---- SUPPLIED ENTRIES

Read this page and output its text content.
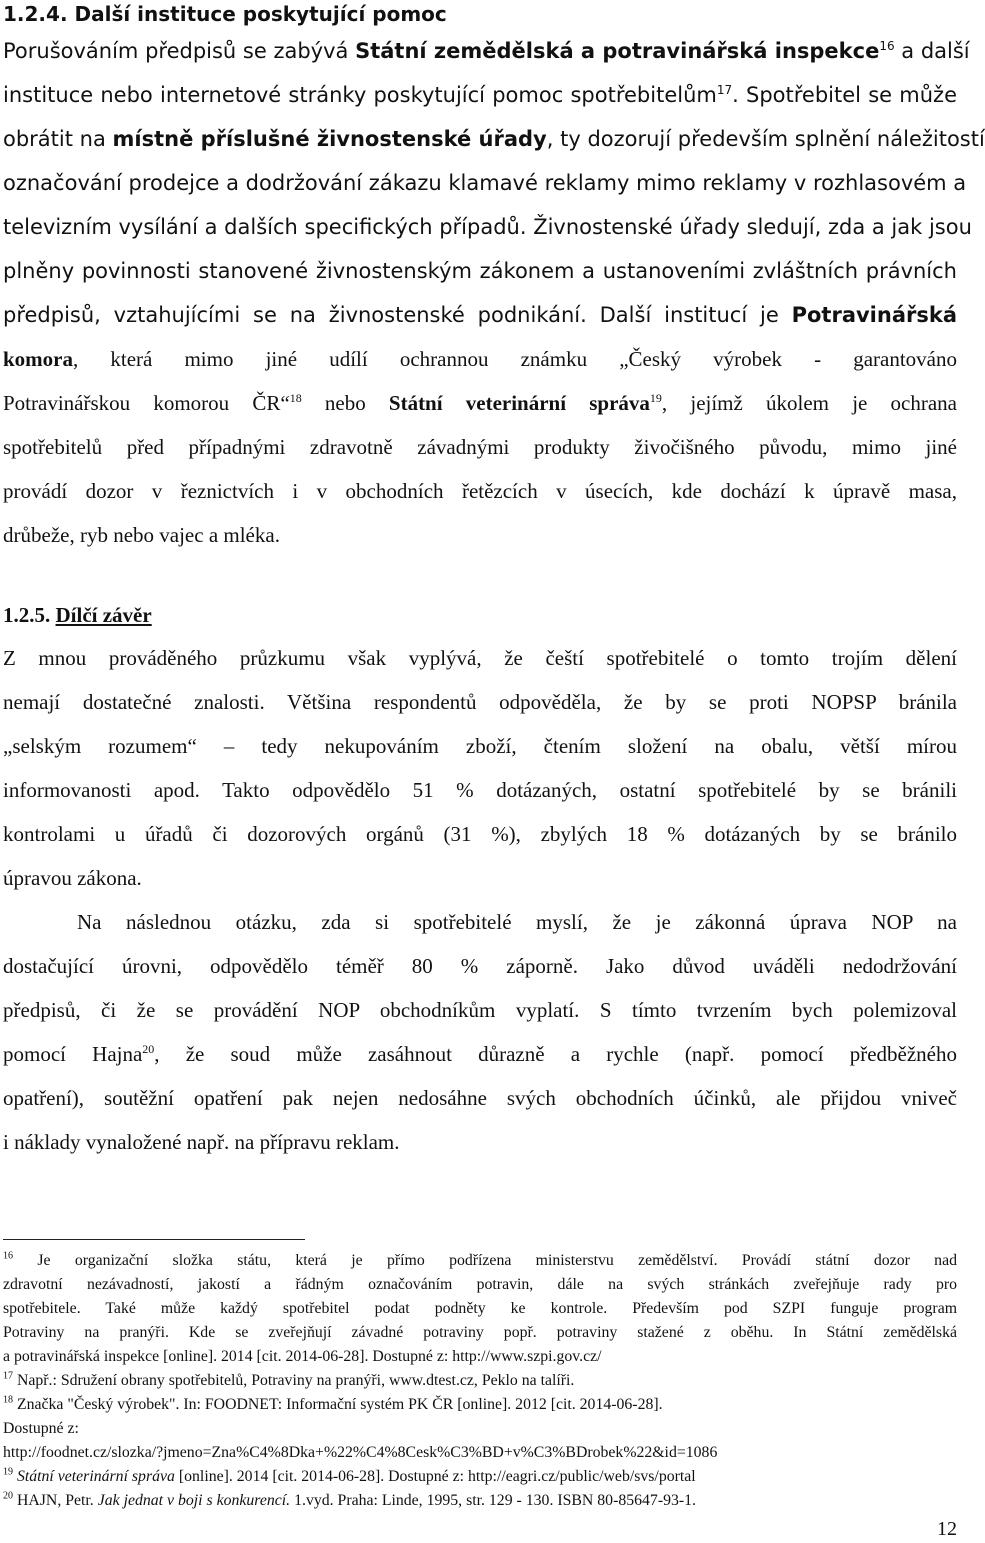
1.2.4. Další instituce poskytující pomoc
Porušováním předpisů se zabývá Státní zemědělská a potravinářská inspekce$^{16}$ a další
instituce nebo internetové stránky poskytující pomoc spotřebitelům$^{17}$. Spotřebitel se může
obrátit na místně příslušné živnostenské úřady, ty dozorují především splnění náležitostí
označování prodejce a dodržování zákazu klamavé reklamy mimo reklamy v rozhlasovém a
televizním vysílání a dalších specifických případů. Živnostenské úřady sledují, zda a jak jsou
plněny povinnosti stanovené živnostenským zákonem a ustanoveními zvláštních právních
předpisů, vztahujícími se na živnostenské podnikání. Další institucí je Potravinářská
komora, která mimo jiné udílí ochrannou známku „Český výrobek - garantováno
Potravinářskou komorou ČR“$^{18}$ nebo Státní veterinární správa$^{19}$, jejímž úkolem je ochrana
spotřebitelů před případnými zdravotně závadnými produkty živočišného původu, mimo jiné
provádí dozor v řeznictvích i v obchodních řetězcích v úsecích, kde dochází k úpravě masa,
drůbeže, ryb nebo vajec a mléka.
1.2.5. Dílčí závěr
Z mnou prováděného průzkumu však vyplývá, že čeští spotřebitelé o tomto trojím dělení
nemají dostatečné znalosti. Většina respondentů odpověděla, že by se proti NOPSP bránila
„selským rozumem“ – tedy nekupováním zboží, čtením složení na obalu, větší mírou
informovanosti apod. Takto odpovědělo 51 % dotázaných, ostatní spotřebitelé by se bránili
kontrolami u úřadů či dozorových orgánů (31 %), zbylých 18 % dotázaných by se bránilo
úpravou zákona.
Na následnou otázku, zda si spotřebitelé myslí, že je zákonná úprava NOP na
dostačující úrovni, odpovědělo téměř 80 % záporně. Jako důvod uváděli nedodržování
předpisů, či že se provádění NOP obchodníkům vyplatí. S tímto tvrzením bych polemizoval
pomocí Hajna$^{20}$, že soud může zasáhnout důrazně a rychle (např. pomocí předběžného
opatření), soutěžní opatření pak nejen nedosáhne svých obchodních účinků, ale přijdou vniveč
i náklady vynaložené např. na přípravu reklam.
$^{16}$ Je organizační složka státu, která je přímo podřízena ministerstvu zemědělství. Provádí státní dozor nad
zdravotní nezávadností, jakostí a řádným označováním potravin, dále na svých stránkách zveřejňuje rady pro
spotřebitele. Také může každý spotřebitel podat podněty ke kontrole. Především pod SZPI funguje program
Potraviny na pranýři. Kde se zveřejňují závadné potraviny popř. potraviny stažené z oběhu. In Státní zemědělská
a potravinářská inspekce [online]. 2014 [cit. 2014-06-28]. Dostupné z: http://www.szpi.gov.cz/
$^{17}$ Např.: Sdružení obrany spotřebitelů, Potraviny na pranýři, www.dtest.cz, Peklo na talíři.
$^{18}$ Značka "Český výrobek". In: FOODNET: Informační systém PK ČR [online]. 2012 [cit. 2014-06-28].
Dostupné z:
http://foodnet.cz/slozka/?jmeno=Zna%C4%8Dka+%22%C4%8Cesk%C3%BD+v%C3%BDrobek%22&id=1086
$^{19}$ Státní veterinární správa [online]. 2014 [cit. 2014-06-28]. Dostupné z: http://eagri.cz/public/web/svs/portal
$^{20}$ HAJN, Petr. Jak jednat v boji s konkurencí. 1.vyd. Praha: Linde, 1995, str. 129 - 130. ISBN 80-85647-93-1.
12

--------

■ **EXERCISE PROMPT**:
Take every line that includes the string "Český" and copy it.

■ **ANSWER FOR THE TASK**:
komora, která mimo jiné udílí ochrannou známku „Český výrobek - garantováno
$^{18}$ Značka "Český výrobek". In: FOODNET: Informační systém PK ČR [online]. 2012 [cit. 2014-06-28].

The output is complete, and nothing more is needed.